▶ Work required
Pull out every line with the word "proteico" from the entries below.

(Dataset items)
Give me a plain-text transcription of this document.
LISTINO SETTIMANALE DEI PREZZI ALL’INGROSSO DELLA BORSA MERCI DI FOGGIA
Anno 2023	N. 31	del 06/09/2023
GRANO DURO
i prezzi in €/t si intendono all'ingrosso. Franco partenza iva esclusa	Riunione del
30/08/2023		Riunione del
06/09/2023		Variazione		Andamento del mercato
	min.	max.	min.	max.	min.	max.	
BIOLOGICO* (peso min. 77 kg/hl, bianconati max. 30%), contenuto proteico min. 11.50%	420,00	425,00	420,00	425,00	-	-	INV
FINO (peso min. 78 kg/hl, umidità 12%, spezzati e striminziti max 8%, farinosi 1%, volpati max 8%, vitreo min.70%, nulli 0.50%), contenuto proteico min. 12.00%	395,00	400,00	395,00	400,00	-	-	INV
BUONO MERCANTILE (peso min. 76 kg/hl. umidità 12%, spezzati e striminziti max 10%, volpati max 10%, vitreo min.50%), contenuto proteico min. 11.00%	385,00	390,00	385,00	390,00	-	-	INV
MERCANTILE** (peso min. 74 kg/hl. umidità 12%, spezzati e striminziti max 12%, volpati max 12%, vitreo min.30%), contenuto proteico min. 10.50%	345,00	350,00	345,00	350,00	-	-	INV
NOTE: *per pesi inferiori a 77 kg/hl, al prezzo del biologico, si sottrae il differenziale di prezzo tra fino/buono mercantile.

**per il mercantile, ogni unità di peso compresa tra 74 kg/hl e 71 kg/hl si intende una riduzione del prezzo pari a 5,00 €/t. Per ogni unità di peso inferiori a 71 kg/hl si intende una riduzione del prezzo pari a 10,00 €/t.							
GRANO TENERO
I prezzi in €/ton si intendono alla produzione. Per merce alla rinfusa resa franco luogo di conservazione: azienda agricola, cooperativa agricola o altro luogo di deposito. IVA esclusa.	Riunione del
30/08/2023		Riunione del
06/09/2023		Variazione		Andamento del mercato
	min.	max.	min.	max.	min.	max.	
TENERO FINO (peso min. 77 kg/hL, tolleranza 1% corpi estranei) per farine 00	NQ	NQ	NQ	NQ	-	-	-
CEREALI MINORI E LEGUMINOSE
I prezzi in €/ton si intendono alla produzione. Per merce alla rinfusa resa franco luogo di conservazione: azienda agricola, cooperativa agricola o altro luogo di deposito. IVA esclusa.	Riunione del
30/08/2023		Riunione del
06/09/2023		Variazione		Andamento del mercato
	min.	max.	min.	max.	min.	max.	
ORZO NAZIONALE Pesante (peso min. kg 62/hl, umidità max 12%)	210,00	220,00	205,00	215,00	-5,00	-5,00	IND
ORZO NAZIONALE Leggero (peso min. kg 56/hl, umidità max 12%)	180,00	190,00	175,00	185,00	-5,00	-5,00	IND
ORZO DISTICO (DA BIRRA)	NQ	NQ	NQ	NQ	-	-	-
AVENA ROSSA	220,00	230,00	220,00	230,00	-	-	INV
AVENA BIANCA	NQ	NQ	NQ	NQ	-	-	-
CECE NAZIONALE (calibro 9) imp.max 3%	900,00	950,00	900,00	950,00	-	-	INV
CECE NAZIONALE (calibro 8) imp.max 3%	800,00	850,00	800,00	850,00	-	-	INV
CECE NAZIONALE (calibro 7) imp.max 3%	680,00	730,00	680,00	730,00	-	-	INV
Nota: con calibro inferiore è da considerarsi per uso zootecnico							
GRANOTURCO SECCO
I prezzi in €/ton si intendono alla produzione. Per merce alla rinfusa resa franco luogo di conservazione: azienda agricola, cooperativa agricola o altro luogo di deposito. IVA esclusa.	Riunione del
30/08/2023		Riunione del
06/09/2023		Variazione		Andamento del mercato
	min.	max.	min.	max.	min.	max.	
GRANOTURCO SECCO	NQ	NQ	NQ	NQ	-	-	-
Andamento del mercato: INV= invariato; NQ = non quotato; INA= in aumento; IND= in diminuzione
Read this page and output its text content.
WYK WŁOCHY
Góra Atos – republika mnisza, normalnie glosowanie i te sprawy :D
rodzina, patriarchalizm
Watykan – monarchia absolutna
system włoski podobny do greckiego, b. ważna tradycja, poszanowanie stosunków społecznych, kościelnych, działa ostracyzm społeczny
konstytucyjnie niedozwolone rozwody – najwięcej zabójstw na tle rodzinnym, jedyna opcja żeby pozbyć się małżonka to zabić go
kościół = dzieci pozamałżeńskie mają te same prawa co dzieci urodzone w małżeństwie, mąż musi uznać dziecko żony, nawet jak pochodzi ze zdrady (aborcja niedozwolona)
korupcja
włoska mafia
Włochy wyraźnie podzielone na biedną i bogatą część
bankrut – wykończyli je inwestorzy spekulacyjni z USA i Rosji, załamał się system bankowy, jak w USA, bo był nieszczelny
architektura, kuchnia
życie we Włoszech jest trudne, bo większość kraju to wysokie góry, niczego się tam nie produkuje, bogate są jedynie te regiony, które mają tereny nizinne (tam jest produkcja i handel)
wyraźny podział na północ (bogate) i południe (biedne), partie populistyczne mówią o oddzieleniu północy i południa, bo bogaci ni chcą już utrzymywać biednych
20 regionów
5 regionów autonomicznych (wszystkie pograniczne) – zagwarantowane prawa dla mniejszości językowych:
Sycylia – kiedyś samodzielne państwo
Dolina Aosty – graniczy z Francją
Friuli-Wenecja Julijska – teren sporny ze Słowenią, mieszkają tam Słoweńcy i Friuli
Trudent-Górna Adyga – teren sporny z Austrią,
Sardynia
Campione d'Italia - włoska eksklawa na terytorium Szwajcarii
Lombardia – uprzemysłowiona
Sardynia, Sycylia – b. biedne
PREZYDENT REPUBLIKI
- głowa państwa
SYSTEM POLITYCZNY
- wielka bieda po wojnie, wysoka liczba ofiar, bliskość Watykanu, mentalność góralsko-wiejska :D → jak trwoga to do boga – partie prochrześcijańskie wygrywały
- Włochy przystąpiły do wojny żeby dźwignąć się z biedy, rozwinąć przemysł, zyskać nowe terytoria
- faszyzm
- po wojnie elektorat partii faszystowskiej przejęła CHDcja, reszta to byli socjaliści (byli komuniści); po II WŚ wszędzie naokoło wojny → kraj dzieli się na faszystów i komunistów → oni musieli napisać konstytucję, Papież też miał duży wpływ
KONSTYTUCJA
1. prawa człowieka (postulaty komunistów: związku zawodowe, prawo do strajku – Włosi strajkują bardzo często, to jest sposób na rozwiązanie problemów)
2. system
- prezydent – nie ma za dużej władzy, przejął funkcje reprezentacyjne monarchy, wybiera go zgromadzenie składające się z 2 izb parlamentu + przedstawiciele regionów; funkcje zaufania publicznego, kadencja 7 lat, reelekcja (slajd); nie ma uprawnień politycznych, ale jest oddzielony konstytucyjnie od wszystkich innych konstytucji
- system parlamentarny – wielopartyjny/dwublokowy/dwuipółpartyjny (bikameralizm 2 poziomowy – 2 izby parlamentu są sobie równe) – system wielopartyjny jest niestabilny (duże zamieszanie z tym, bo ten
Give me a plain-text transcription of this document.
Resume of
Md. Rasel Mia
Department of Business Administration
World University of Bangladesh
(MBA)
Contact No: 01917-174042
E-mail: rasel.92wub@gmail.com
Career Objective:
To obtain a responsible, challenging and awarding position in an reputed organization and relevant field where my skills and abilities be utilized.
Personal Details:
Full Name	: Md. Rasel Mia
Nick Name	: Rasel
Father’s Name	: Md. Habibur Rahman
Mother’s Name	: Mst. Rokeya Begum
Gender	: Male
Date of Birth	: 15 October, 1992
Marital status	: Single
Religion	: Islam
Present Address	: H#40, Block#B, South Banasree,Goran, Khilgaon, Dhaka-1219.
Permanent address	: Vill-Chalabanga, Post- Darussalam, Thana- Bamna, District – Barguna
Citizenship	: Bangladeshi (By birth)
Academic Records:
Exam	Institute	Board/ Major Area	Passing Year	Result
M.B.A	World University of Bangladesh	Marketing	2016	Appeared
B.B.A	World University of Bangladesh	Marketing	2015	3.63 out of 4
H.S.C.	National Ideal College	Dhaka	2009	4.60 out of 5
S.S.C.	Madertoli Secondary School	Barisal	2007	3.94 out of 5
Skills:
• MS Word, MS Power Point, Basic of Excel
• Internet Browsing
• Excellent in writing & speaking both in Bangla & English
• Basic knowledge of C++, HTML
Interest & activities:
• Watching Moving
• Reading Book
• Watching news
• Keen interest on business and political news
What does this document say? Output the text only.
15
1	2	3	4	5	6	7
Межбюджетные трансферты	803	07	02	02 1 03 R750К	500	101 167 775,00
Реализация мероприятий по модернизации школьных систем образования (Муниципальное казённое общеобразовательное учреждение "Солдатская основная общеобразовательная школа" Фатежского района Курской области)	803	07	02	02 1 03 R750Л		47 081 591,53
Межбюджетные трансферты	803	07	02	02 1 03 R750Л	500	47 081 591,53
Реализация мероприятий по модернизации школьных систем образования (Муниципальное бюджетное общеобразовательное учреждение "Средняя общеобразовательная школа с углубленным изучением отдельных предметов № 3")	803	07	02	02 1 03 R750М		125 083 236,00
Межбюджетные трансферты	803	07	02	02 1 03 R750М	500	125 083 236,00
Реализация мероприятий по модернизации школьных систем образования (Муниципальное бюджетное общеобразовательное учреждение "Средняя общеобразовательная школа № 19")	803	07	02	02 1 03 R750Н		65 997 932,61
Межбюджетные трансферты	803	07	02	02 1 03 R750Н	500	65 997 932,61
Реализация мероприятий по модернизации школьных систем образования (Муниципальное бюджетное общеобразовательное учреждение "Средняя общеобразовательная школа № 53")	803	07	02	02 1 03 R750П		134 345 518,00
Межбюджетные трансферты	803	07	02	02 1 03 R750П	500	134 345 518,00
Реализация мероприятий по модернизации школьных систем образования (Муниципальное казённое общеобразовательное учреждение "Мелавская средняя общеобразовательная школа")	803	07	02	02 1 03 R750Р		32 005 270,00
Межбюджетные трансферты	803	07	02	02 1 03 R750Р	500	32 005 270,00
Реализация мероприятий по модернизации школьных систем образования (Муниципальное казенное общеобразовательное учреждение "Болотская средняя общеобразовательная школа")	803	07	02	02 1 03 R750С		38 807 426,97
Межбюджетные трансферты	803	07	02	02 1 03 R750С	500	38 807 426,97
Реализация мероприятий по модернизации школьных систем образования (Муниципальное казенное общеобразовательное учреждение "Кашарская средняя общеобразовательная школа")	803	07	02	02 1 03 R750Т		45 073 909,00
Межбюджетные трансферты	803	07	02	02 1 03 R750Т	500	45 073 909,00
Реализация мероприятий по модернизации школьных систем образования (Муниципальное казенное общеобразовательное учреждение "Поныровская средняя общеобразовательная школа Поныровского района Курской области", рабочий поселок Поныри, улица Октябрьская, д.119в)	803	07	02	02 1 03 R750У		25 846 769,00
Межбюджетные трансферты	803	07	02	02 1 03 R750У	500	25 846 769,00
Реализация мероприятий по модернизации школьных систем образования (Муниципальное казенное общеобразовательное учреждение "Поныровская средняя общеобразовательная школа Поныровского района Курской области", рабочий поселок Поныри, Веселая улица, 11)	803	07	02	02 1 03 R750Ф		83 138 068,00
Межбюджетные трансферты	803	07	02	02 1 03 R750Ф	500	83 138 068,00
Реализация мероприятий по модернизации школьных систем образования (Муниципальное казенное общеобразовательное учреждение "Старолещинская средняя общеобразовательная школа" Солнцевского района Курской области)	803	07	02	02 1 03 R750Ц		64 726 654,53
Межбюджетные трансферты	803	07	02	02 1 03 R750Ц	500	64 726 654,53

▶ Final answer
BIOLOGICO* (peso min. 77 kg/hl, bianconati max. 30%), contenuto proteico min. 11.50%	420,00	425,00	420,00	425,00	-	-	INV
FINO (peso min. 78 kg/hl, umidità 12%, spezzati e striminziti max 8%, farinosi 1%, volpati max 8%, vitreo min.70%, nulli 0.50%), contenuto proteico min. 12.00%	395,00	400,00	395,00	400,00	-	-	INV
BUONO MERCANTILE (peso min. 76 kg/hl. umidità 12%, spezzati e striminziti max 10%, volpati max 10%, vitreo min.50%), contenuto proteico min. 11.00%	385,00	390,00	385,00	390,00	-	-	INV
MERCANTILE** (peso min. 74 kg/hl. umidità 12%, spezzati e striminziti max 12%, volpati max 12%, vitreo min.30%), contenuto proteico min. 10.50%	345,00	350,00	345,00	350,00	-	-	INV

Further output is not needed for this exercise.